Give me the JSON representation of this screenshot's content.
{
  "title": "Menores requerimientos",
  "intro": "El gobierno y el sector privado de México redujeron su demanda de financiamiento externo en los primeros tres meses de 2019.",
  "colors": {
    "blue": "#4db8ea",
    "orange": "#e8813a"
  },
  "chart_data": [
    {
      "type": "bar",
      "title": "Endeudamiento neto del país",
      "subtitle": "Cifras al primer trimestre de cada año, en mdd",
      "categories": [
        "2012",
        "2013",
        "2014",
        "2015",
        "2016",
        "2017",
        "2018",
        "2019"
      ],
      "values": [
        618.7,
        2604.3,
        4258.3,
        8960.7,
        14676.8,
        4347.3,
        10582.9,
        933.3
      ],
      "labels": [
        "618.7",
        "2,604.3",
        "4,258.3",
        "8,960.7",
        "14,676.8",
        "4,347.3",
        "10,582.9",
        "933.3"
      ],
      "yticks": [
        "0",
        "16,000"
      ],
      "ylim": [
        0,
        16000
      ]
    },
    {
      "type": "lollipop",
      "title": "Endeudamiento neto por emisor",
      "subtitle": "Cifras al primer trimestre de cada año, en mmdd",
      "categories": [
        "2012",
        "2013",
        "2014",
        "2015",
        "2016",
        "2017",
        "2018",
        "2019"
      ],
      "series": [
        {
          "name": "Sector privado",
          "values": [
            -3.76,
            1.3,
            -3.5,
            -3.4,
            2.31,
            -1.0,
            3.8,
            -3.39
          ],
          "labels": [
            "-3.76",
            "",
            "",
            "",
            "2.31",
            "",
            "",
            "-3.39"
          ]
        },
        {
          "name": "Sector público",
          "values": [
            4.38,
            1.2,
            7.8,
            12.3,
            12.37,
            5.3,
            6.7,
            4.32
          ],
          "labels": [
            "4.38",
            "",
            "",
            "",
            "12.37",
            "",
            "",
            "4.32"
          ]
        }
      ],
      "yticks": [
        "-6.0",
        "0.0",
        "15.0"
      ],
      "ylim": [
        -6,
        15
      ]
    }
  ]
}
************
TASK GOAL> Set down the listing above in full, please, exactly as it appears.

ANSWER TO THIS EXERCISE>
Give me the JSON representation of this screenshot's content.
{
  "title": "Menores requerimientos",
  "intro": "El gobierno y el sector privado de México redujeron su demanda de financiamiento externo en los primeros tres meses de 2019.",
  "colors": {
    "blue": "#4db8ea",
    "orange": "#e8813a"
  },
  "chart_data": [
    {
      "type": "bar",
      "title": "Endeudamiento neto del país",
      "subtitle": "Cifras al primer trimestre de cada año, en mdd",
      "categories": [
        "2012",
        "2013",
        "2014",
        "2015",
        "2016",
        "2017",
        "2018",
        "2019"
      ],
      "values": [
        618.7,
        2604.3,
        4258.3,
        8960.7,
        14676.8,
        4347.3,
        10582.9,
        933.3
      ],
      "labels": [
        "618.7",
        "2,604.3",
        "4,258.3",
        "8,960.7",
        "14,676.8",
        "4,347.3",
        "10,582.9",
        "933.3"
      ],
      "yticks": [
        "0",
        "16,000"
      ],
      "ylim": [
        0,
        16000
      ]
    },
    {
      "type": "lollipop",
      "title": "Endeudamiento neto por emisor",
      "subtitle": "Cifras al primer trimestre de cada año, en mmdd",
      "categories": [
        "2012",
        "2013",
        "2014",
        "2015",
        "2016",
        "2017",
        "2018",
        "2019"
      ],
      "series": [
        {
          "name": "Sector privado",
          "values": [
            -3.76,
            1.3,
            -3.5,
            -3.4,
            2.31,
            -1.0,
            3.8,
            -3.39
          ],
          "labels": [
            "-3.76",
            "",
            "",
            "",
            "2.31",
            "",
            "",
            "-3.39"
          ]
        },
        {
          "name": "Sector público",
          "values": [
            4.38,
            1.2,
            7.8,
            12.3,
            12.37,
            5.3,
            6.7,
            4.32
          ],
          "labels": [
            "4.38",
            "",
            "",
            "",
            "12.37",
            "",
            "",
            "4.32"
          ]
        }
      ],
      "yticks": [
        "-6.0",
        "0.0",
        "15.0"
      ],
      "ylim": [
        -6,
        15
      ]
    }
  ]
}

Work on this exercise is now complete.